▶ **DATA EXTRACT**:

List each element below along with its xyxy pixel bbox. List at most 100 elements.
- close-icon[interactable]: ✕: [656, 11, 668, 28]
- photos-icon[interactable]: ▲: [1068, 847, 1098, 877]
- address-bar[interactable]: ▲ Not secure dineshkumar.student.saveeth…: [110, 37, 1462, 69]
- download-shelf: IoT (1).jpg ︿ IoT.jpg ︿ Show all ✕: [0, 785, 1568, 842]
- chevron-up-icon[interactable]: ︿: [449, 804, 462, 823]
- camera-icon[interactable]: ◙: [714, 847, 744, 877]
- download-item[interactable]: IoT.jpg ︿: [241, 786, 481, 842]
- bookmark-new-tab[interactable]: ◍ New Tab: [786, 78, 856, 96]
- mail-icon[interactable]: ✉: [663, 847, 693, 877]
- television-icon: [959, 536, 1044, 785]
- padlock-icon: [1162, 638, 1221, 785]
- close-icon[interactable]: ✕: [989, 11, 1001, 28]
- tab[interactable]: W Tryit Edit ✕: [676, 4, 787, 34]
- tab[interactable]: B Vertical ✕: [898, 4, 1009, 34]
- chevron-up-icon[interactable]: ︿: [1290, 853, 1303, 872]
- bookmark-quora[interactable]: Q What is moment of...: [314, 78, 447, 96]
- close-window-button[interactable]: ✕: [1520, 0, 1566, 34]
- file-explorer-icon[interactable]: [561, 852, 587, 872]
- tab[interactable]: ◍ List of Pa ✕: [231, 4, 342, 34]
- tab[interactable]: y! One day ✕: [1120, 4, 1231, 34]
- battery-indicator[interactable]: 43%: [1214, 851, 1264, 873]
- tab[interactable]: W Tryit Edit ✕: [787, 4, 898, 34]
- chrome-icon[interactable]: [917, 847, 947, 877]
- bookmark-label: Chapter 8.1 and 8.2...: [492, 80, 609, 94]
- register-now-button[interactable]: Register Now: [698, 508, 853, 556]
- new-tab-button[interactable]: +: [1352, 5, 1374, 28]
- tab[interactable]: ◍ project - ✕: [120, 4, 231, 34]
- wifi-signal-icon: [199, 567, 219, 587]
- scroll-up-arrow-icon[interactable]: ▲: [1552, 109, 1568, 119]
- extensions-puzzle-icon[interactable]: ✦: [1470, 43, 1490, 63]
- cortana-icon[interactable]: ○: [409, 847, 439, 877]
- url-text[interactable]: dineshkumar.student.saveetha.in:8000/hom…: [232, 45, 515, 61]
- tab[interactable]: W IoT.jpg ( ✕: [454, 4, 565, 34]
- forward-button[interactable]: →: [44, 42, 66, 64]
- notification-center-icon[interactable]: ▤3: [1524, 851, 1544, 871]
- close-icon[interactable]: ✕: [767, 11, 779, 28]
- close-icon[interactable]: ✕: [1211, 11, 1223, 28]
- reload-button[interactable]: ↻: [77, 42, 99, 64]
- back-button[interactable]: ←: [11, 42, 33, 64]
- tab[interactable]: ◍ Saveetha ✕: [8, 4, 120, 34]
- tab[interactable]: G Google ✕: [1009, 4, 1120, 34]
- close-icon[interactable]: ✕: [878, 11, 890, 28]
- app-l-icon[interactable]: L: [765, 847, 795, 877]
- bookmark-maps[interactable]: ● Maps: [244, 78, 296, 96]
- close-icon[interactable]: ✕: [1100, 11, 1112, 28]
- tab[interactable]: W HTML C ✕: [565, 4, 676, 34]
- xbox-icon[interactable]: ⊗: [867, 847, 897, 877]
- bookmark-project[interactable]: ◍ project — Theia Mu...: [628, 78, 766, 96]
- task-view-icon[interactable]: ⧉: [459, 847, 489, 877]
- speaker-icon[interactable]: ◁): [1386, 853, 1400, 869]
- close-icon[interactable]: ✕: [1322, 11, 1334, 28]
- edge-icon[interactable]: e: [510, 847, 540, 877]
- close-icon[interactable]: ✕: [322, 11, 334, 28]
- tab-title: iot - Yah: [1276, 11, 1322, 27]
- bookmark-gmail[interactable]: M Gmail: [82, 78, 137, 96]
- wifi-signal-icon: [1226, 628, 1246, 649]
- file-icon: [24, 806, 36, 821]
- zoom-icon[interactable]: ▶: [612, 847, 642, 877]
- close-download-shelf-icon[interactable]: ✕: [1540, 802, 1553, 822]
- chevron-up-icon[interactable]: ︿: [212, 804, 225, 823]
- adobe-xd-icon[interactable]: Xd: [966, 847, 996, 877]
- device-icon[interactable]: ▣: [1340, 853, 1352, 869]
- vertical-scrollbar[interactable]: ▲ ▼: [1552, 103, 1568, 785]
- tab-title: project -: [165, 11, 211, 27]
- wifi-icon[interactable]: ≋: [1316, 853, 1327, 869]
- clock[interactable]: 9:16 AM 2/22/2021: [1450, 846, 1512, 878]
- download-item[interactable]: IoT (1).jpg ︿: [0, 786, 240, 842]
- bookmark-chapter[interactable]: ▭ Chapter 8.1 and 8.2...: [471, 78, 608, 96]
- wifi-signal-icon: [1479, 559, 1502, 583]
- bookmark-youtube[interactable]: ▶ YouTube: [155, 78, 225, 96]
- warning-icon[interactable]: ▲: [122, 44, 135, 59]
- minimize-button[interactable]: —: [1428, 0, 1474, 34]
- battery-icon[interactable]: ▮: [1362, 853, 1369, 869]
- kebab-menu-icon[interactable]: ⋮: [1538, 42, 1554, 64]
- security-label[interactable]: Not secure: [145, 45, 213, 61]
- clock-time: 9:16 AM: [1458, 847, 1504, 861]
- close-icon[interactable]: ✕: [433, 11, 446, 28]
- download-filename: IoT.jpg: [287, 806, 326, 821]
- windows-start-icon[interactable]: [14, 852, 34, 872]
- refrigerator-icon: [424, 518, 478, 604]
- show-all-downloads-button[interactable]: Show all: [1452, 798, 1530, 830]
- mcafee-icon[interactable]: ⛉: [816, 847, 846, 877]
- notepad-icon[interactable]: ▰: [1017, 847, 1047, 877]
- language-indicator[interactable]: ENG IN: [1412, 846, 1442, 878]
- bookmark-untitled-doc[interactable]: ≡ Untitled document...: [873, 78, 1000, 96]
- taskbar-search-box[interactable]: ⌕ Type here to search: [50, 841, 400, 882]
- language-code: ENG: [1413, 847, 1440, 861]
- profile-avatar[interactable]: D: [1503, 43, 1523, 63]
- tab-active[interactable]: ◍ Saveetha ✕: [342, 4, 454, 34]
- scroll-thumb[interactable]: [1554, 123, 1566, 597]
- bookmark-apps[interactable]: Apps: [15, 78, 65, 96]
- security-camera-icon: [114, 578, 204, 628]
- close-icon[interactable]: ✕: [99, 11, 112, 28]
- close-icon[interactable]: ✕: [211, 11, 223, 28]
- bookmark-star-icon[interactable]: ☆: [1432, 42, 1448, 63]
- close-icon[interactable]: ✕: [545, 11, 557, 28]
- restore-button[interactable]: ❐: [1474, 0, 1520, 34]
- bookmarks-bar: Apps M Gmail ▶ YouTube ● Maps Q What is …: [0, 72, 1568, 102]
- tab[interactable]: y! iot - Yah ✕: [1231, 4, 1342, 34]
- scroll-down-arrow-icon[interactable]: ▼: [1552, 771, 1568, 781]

▶ **SHORT TASK**:
Edit the items above by replacing each occurrence of "close-icon" with "dismiss-icon", and keep everything else unchanged.

▶ **RESPONSE TO THIS TASK**:
List each element below along with its xyxy pixel bbox. List at most 100 elements.
- dismiss-icon[interactable]: ✕: [656, 11, 668, 28]
- photos-icon[interactable]: ▲: [1068, 847, 1098, 877]
- address-bar[interactable]: ▲ Not secure dineshkumar.student.saveeth…: [110, 37, 1462, 69]
- download-shelf: IoT (1).jpg ︿ IoT.jpg ︿ Show all ✕: [0, 785, 1568, 842]
- chevron-up-icon[interactable]: ︿: [449, 804, 462, 823]
- camera-icon[interactable]: ◙: [714, 847, 744, 877]
- download-item[interactable]: IoT.jpg ︿: [241, 786, 481, 842]
- bookmark-new-tab[interactable]: ◍ New Tab: [786, 78, 856, 96]
- mail-icon[interactable]: ✉: [663, 847, 693, 877]
- television-icon: [959, 536, 1044, 785]
- padlock-icon: [1162, 638, 1221, 785]
- dismiss-icon[interactable]: ✕: [989, 11, 1001, 28]
- tab[interactable]: W Tryit Edit ✕: [676, 4, 787, 34]
- tab[interactable]: B Vertical ✕: [898, 4, 1009, 34]
- chevron-up-icon[interactable]: ︿: [1290, 853, 1303, 872]
- bookmark-quora[interactable]: Q What is moment of...: [314, 78, 447, 96]
- close-window-button[interactable]: ✕: [1520, 0, 1566, 34]
- file-explorer-icon[interactable]: [561, 852, 587, 872]
- tab[interactable]: ◍ List of Pa ✕: [231, 4, 342, 34]
- tab[interactable]: y! One day ✕: [1120, 4, 1231, 34]
- battery-indicator[interactable]: 43%: [1214, 851, 1264, 873]
- tab[interactable]: W Tryit Edit ✕: [787, 4, 898, 34]
- chrome-icon[interactable]: [917, 847, 947, 877]
- bookmark-label: Chapter 8.1 and 8.2...: [492, 80, 609, 94]
- register-now-button[interactable]: Register Now: [698, 508, 853, 556]
- new-tab-button[interactable]: +: [1352, 5, 1374, 28]
- tab[interactable]: ◍ project - ✕: [120, 4, 231, 34]
- wifi-signal-icon: [199, 567, 219, 587]
- scroll-up-arrow-icon[interactable]: ▲: [1552, 109, 1568, 119]
- extensions-puzzle-icon[interactable]: ✦: [1470, 43, 1490, 63]
- cortana-icon[interactable]: ○: [409, 847, 439, 877]
- url-text[interactable]: dineshkumar.student.saveetha.in:8000/hom…: [232, 45, 515, 61]
- tab[interactable]: W IoT.jpg ( ✕: [454, 4, 565, 34]
- forward-button[interactable]: →: [44, 42, 66, 64]
- notification-center-icon[interactable]: ▤3: [1524, 851, 1544, 871]
- dismiss-icon[interactable]: ✕: [767, 11, 779, 28]
- dismiss-icon[interactable]: ✕: [1211, 11, 1223, 28]
- reload-button[interactable]: ↻: [77, 42, 99, 64]
- back-button[interactable]: ←: [11, 42, 33, 64]
- tab[interactable]: ◍ Saveetha ✕: [8, 4, 120, 34]
- tab[interactable]: G Google ✕: [1009, 4, 1120, 34]
- dismiss-icon[interactable]: ✕: [878, 11, 890, 28]
- app-l-icon[interactable]: L: [765, 847, 795, 877]
- bookmark-maps[interactable]: ● Maps: [244, 78, 296, 96]
- dismiss-icon[interactable]: ✕: [1100, 11, 1112, 28]
- tab[interactable]: W HTML C ✕: [565, 4, 676, 34]
- xbox-icon[interactable]: ⊗: [867, 847, 897, 877]
- bookmark-project[interactable]: ◍ project — Theia Mu...: [628, 78, 766, 96]
- task-view-icon[interactable]: ⧉: [459, 847, 489, 877]
- speaker-icon[interactable]: ◁): [1386, 853, 1400, 869]
- dismiss-icon[interactable]: ✕: [1322, 11, 1334, 28]
- edge-icon[interactable]: e: [510, 847, 540, 877]
- dismiss-icon[interactable]: ✕: [322, 11, 334, 28]
- tab-title: iot - Yah: [1276, 11, 1322, 27]
- bookmark-gmail[interactable]: M Gmail: [82, 78, 137, 96]
- wifi-signal-icon: [1226, 628, 1246, 649]
- file-icon: [24, 806, 36, 821]
- zoom-icon[interactable]: ▶: [612, 847, 642, 877]
- close-download-shelf-icon[interactable]: ✕: [1540, 802, 1553, 822]
- chevron-up-icon[interactable]: ︿: [212, 804, 225, 823]
- adobe-xd-icon[interactable]: Xd: [966, 847, 996, 877]
- device-icon[interactable]: ▣: [1340, 853, 1352, 869]
- vertical-scrollbar[interactable]: ▲ ▼: [1552, 103, 1568, 785]
- tab-title: project -: [165, 11, 211, 27]
- wifi-icon[interactable]: ≋: [1316, 853, 1327, 869]
- clock[interactable]: 9:16 AM 2/22/2021: [1450, 846, 1512, 878]
- download-item[interactable]: IoT (1).jpg ︿: [0, 786, 240, 842]
- bookmark-chapter[interactable]: ▭ Chapter 8.1 and 8.2...: [471, 78, 608, 96]
- wifi-signal-icon: [1479, 559, 1502, 583]
- bookmark-youtube[interactable]: ▶ YouTube: [155, 78, 225, 96]
- warning-icon[interactable]: ▲: [122, 44, 135, 59]
- minimize-button[interactable]: —: [1428, 0, 1474, 34]
- battery-icon[interactable]: ▮: [1362, 853, 1369, 869]
- kebab-menu-icon[interactable]: ⋮: [1538, 42, 1554, 64]
- security-label[interactable]: Not secure: [145, 45, 213, 61]
- clock-time: 9:16 AM: [1458, 847, 1504, 861]
- dismiss-icon[interactable]: ✕: [433, 11, 446, 28]
- download-filename: IoT.jpg: [287, 806, 326, 821]
- windows-start-icon[interactable]: [14, 852, 34, 872]
- refrigerator-icon: [424, 518, 478, 604]
- show-all-downloads-button[interactable]: Show all: [1452, 798, 1530, 830]
- mcafee-icon[interactable]: ⛉: [816, 847, 846, 877]
- notepad-icon[interactable]: ▰: [1017, 847, 1047, 877]
- language-indicator[interactable]: ENG IN: [1412, 846, 1442, 878]
- bookmark-untitled-doc[interactable]: ≡ Untitled document...: [873, 78, 1000, 96]
- taskbar-search-box[interactable]: ⌕ Type here to search: [50, 841, 400, 882]
- language-code: ENG: [1413, 847, 1440, 861]
- profile-avatar[interactable]: D: [1503, 43, 1523, 63]
- tab-active[interactable]: ◍ Saveetha ✕: [342, 4, 454, 34]
- scroll-thumb[interactable]: [1554, 123, 1566, 597]
- bookmark-apps[interactable]: Apps: [15, 78, 65, 96]
- security-camera-icon: [114, 578, 204, 628]
- dismiss-icon[interactable]: ✕: [99, 11, 112, 28]
- dismiss-icon[interactable]: ✕: [211, 11, 223, 28]
- bookmark-star-icon[interactable]: ☆: [1432, 42, 1448, 63]
- dismiss-icon[interactable]: ✕: [545, 11, 557, 28]
- restore-button[interactable]: ❐: [1474, 0, 1520, 34]
- bookmarks-bar: Apps M Gmail ▶ YouTube ● Maps Q What is …: [0, 72, 1568, 102]
- tab[interactable]: y! iot - Yah ✕: [1231, 4, 1342, 34]
- scroll-down-arrow-icon[interactable]: ▼: [1552, 771, 1568, 781]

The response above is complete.